Your objective -> Return all of the data exactly, with nothing left out but the pictures.

[Records from a dataset]
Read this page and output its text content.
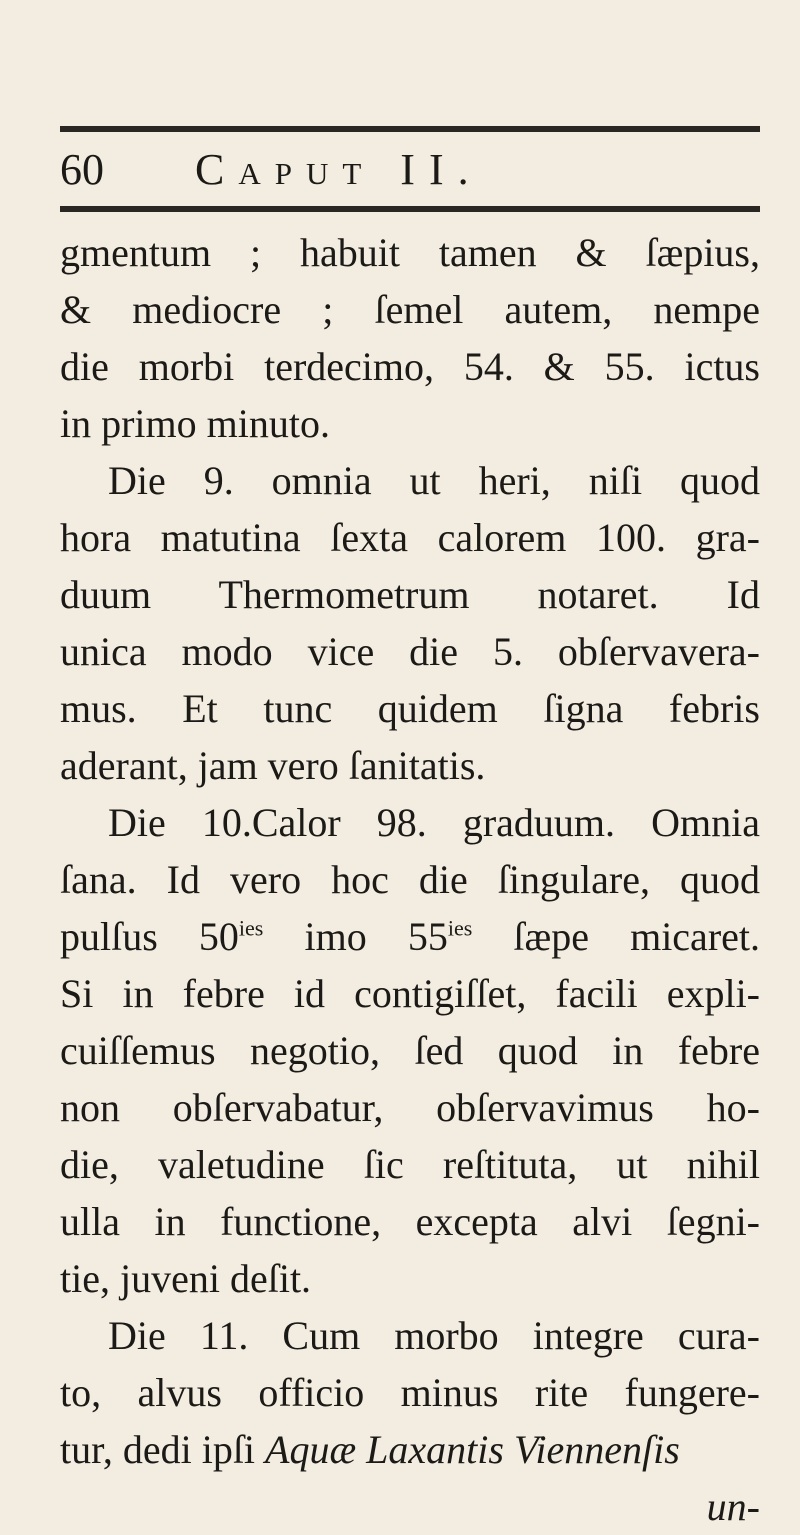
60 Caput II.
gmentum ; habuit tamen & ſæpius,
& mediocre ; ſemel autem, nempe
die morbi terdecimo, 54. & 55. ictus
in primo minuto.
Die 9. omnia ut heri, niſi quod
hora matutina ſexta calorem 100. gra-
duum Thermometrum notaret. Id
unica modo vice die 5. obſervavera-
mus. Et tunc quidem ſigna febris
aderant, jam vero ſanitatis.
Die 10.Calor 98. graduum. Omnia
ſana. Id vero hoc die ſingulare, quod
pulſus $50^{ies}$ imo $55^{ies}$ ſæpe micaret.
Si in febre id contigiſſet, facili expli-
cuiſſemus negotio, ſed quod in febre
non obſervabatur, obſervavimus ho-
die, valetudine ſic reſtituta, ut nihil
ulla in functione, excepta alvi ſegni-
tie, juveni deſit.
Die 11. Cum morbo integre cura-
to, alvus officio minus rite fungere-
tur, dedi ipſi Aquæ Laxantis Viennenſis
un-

Written answer ->
Read this page and output its text content.
60 Caput II.
gmentum ; habuit tamen & ſæpius,
& mediocre ; ſemel autem, nempe
die morbi terdecimo, 54. & 55. ictus
in primo minuto.
Die 9. omnia ut heri, niſi quod
hora matutina ſexta calorem 100. gra-
duum Thermometrum notaret. Id
unica modo vice die 5. obſervavera-
mus. Et tunc quidem ſigna febris
aderant, jam vero ſanitatis.
Die 10.Calor 98. graduum. Omnia
ſana. Id vero hoc die ſingulare, quod
pulſus $50^{ies}$ imo $55^{ies}$ ſæpe micaret.
Si in febre id contigiſſet, facili expli-
cuiſſemus negotio, ſed quod in febre
non obſervabatur, obſervavimus ho-
die, valetudine ſic reſtituta, ut nihil
ulla in functione, excepta alvi ſegni-
tie, juveni deſit.
Die 11. Cum morbo integre cura-
to, alvus officio minus rite fungere-
tur, dedi ipſi Aquæ Laxantis Viennenſis
un-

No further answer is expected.